_Work to do:_ In the listing that follows, count each line containing the string "режиме" and report only the count.
* start Supplied data *
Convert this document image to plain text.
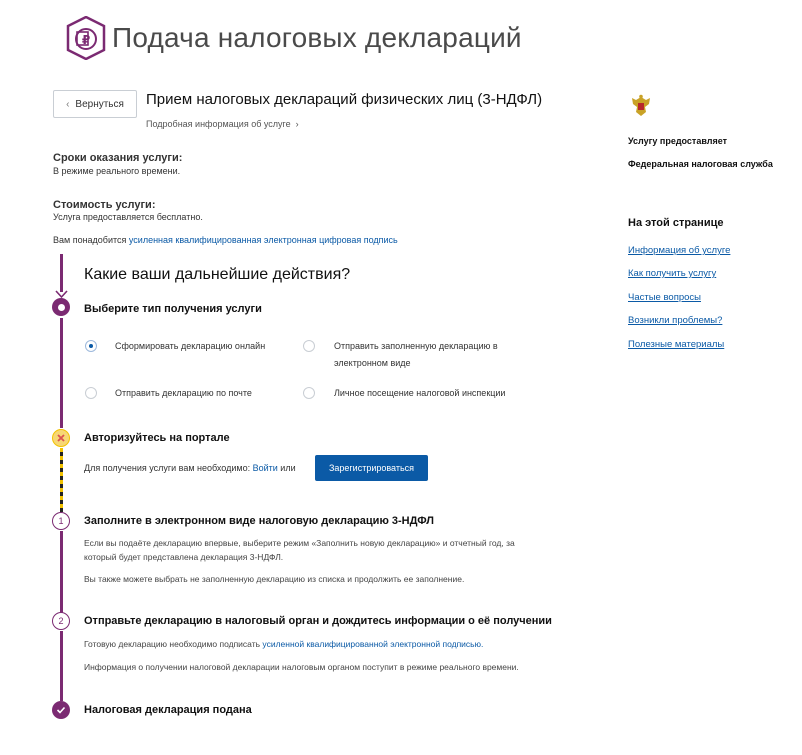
₽ Подача налоговых деклараций
‹ Вернуться Прием налоговых деклараций физических лиц (3-НДФЛ)
Подробная информация об услуге  ›
Сроки оказания услуги:
В режиме реального времени.
Стоимость услуги:
Услуга предоставляется беcплатно.
Вам понадобится усиленная квалифицированная электронная цифровая подпись
Услугу предоставляет
Федеральная налоговая служба
На этой странице
Информация об услуге
Как получить услугу
Частые вопросы
Возникли проблемы?
Полезные материалы
1
2
Какие ваши дальнейшие действия?
Выберите тип получения услуги
Сформировать декларацию онлайн	Отправить заполненную декларацию в
электронном виде
Отправить декларацию по почте	Личное посещение налоговой инспекции
Авторизуйтесь на портале
Для получения услуги вам необходимо: Войти или	Зарегистрироваться
Заполните в электронном виде налоговую декларацию 3-НДФЛ
Если вы подаёте декларацию впервые, выберите режим «Заполнить новую декларацию» и отчетный год, за
который будет представлена декларация 3-НДФЛ.
Вы также можете выбрать не заполненную декларацию из списка и продолжить ее заполнение.
Отправьте декларацию в налоговый орган и дождитесь информации о её получении
Готовую декларацию необходимо подписать усиленной квалифицированной электронной подписью.
Информация о получении налоговой декларации налоговым органом поступит в режиме реального времени.
Налоговая декларация подана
* end Supplied data *
_Answer for the task:_ 2